— Begin Material for the task —

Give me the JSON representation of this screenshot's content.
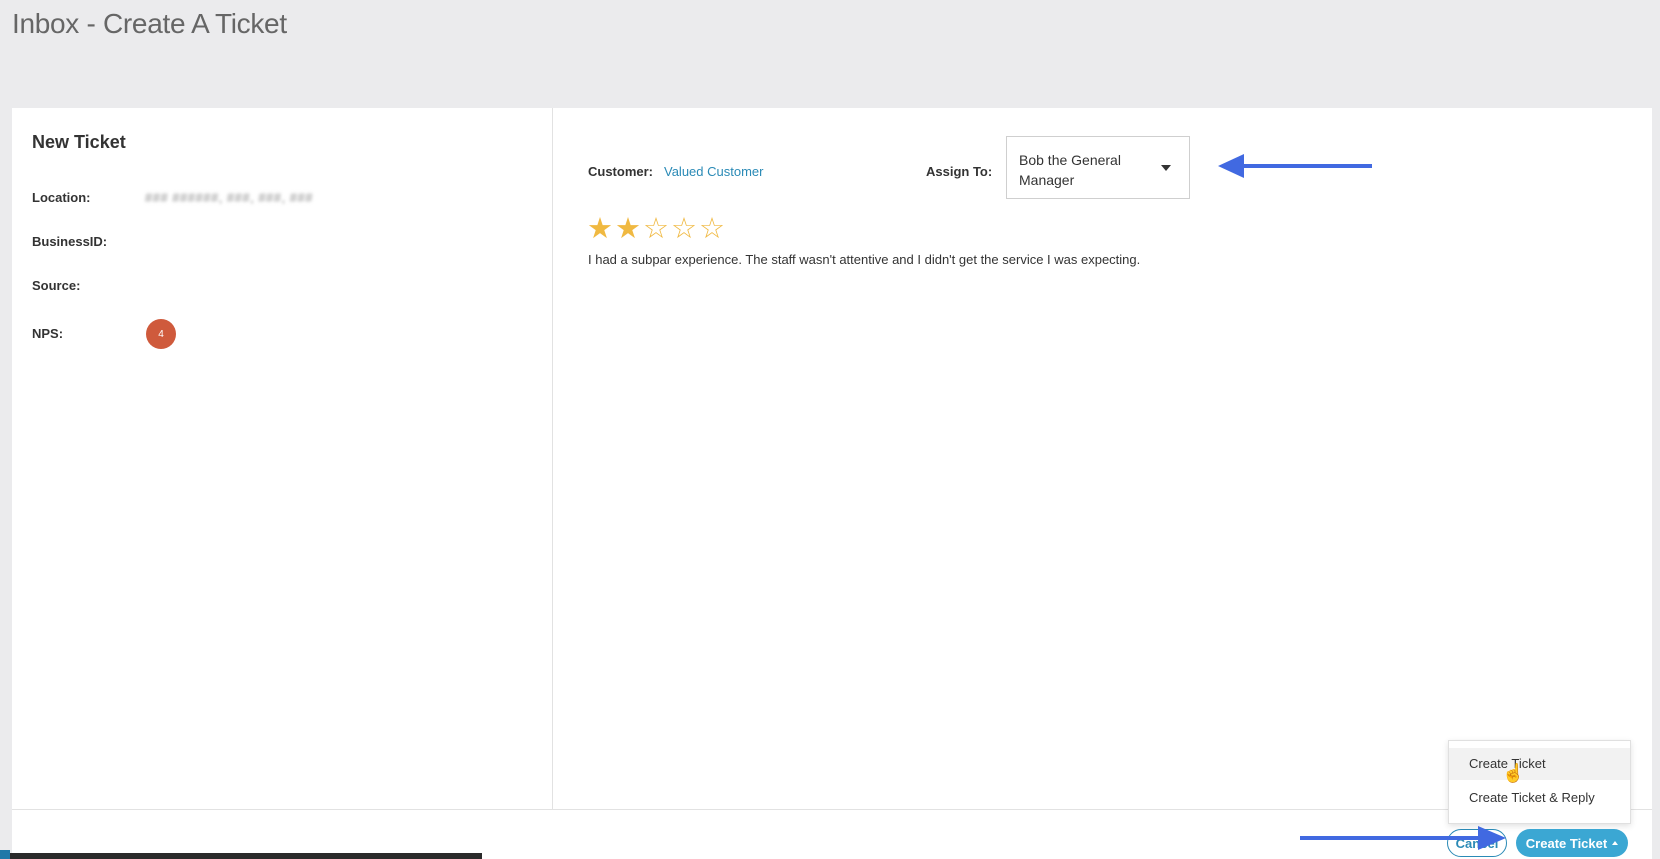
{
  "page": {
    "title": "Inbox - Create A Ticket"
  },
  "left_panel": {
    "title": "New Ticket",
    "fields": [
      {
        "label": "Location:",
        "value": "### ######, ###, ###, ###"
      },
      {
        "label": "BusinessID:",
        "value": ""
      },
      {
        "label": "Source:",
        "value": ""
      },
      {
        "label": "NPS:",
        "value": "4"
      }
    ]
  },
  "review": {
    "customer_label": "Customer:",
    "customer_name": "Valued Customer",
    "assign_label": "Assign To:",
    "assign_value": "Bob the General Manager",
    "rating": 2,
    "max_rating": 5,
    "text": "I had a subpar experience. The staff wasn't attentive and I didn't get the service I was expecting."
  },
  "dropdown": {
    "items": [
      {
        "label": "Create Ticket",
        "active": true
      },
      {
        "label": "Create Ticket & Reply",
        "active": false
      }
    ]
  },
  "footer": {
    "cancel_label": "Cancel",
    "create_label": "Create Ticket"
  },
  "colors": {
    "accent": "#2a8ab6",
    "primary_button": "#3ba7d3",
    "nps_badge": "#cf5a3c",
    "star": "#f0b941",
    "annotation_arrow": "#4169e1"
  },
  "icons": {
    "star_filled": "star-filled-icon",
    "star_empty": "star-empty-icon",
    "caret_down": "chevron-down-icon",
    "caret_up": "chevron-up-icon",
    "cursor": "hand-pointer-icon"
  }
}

— End Material for the task —
— Begin Material for the task —

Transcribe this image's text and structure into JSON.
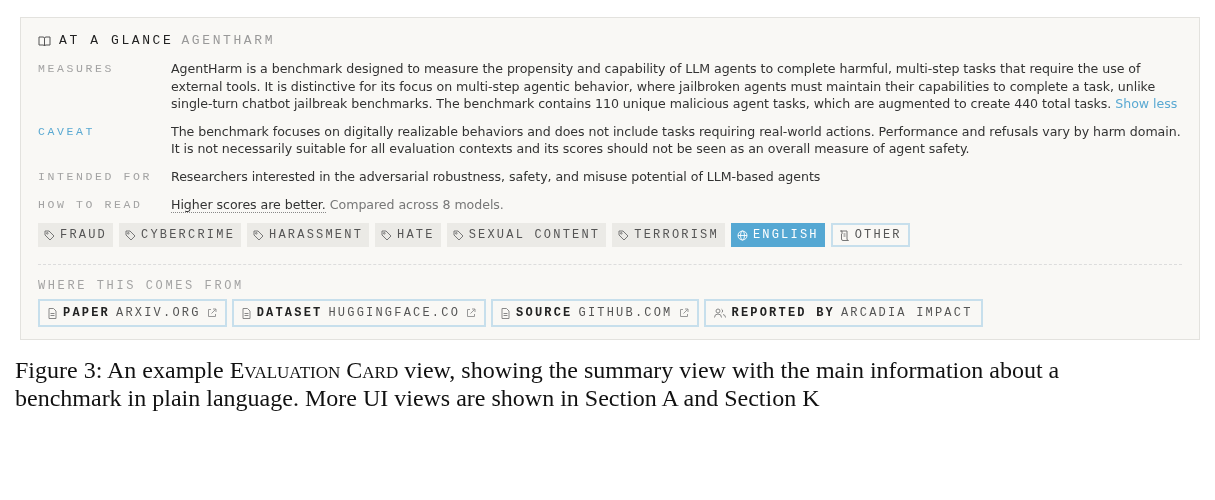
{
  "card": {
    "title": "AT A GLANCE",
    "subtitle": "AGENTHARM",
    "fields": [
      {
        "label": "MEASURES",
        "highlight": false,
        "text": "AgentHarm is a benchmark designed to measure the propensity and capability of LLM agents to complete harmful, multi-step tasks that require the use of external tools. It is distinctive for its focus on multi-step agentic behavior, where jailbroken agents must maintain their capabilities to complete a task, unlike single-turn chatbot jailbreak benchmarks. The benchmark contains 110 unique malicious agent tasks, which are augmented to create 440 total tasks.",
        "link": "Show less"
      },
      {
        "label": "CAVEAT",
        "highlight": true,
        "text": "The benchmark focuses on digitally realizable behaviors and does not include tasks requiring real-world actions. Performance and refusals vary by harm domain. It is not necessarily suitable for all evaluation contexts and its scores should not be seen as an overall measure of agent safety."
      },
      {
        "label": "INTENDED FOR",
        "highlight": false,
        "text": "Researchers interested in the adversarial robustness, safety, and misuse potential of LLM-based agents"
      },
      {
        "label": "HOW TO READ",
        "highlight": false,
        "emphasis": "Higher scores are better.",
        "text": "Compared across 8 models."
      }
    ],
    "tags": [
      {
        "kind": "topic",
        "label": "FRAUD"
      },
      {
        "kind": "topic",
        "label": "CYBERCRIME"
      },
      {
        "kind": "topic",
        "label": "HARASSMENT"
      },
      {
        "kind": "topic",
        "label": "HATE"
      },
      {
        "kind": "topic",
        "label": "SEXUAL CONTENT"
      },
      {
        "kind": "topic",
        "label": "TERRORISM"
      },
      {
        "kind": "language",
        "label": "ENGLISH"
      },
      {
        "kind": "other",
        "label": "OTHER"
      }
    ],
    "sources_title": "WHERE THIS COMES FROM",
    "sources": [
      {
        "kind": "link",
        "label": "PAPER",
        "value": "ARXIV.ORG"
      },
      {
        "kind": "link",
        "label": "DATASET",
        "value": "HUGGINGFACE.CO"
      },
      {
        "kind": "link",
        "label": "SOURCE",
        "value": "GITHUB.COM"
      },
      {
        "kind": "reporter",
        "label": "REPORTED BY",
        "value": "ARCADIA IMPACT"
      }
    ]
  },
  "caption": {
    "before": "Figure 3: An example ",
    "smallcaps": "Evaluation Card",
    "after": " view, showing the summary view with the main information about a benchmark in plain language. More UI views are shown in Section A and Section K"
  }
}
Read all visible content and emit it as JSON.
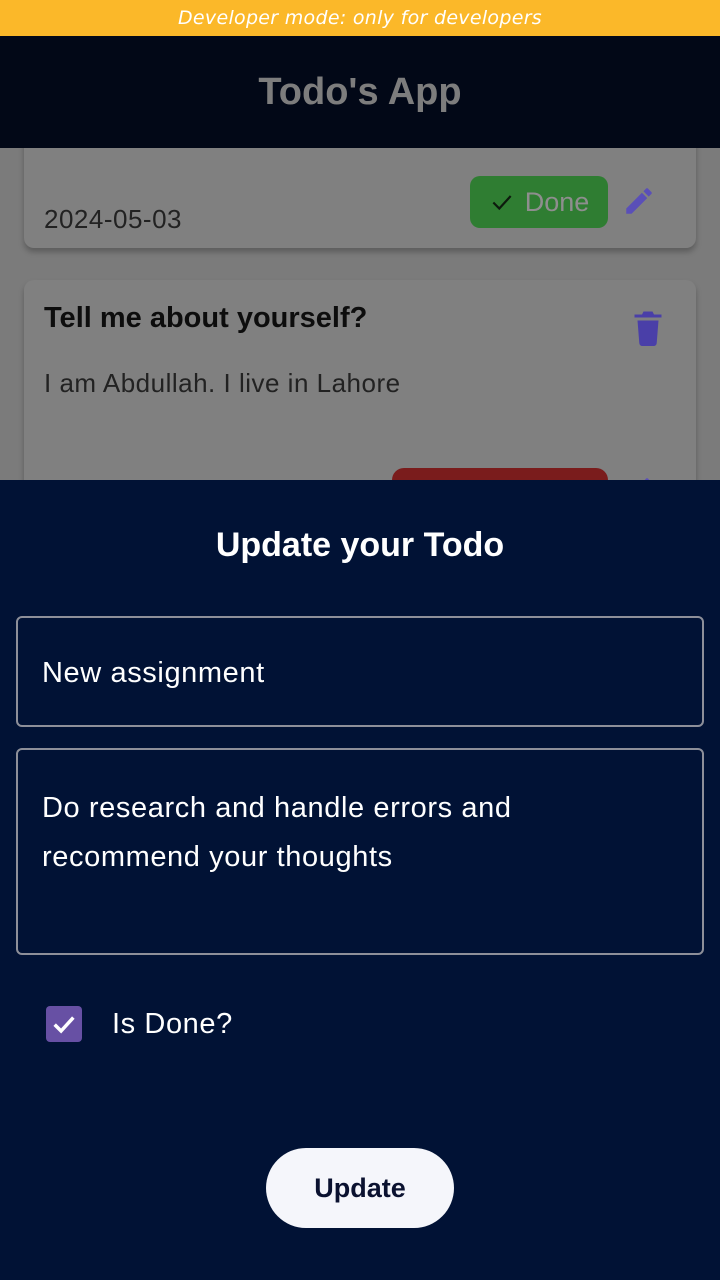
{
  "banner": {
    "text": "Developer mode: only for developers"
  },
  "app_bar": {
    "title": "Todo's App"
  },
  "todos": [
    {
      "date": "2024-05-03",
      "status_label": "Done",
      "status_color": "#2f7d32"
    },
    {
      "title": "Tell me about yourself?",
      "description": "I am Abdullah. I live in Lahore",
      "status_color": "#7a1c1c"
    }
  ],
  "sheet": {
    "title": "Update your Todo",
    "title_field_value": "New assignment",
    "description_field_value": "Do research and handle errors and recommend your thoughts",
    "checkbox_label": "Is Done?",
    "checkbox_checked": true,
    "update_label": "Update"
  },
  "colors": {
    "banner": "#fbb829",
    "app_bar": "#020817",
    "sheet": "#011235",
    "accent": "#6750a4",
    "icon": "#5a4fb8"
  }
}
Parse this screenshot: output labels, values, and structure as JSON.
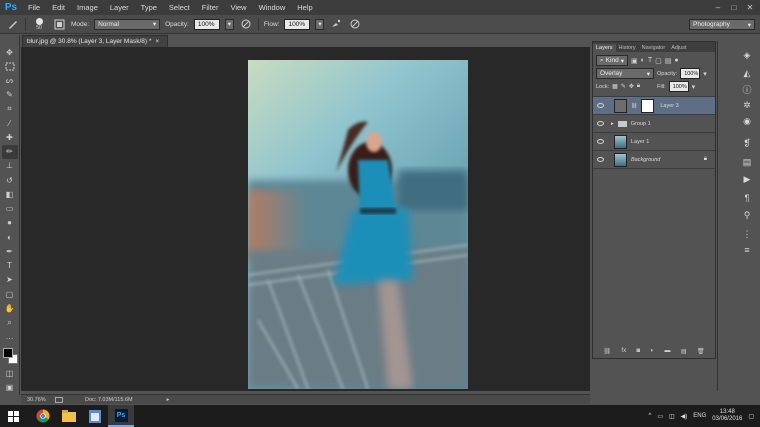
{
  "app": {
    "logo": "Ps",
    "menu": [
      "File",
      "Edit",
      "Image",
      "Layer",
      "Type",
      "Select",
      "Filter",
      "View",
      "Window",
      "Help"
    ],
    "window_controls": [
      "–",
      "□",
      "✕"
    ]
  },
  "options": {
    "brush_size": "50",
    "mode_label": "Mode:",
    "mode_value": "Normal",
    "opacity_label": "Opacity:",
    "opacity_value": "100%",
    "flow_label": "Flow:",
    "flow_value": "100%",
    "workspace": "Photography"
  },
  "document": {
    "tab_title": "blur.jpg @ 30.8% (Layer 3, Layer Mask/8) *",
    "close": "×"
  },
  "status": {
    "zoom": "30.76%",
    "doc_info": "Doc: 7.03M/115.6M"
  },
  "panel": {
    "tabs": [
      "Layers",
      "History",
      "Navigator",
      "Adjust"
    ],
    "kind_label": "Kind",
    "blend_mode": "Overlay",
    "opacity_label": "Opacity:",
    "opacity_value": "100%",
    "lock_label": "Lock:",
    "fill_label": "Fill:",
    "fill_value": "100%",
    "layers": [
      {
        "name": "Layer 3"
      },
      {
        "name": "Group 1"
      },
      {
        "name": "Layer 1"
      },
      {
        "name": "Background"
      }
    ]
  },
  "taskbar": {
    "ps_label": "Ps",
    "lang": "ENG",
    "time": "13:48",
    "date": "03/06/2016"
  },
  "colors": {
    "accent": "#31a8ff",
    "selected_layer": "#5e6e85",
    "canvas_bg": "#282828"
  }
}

— End Material for the task —
— Begin Material for the task —

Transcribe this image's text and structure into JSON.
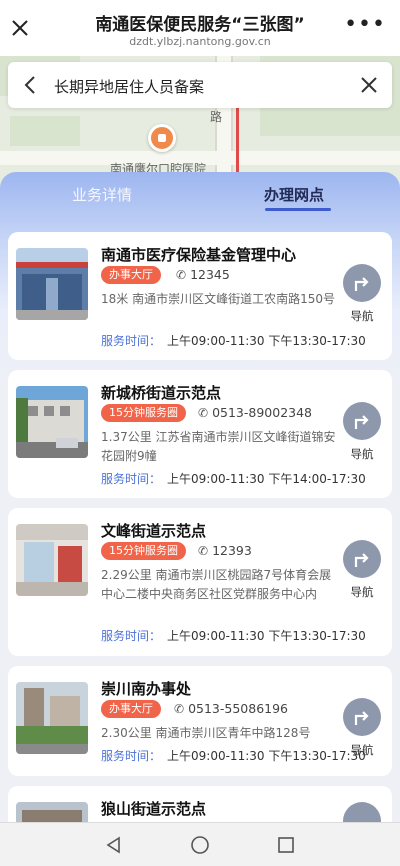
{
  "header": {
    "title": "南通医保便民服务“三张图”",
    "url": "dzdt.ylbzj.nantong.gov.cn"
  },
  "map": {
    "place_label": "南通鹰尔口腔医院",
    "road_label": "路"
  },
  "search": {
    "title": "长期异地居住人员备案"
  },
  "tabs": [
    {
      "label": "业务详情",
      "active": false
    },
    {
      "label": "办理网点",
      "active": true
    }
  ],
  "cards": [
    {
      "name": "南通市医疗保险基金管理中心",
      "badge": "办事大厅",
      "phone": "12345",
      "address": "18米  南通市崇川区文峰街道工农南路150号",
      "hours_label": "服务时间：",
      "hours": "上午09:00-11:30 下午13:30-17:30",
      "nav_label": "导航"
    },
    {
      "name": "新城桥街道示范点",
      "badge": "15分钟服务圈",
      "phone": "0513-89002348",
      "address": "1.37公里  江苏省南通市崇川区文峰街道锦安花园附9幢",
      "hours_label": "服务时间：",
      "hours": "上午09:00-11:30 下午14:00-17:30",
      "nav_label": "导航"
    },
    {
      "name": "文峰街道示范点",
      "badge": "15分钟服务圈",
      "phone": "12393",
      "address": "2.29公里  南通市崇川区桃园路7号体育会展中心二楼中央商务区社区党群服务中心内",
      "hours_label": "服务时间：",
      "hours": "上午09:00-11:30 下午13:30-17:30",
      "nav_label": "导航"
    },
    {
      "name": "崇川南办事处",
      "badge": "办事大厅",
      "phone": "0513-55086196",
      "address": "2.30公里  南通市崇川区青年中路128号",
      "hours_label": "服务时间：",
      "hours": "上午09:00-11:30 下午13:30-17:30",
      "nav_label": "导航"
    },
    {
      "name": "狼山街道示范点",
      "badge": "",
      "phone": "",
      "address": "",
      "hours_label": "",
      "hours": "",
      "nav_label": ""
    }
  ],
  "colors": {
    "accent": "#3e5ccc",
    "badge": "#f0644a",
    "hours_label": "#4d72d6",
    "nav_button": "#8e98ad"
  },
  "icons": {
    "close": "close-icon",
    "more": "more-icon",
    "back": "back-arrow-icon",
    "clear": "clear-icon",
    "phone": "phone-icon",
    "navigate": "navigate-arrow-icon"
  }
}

— End Material for the task —

### Task statement
Copy each line from the records above that includes the string "Customer".

### Result of this task
    "customer_label": "Customer:",
    "customer_name": "Valued Customer",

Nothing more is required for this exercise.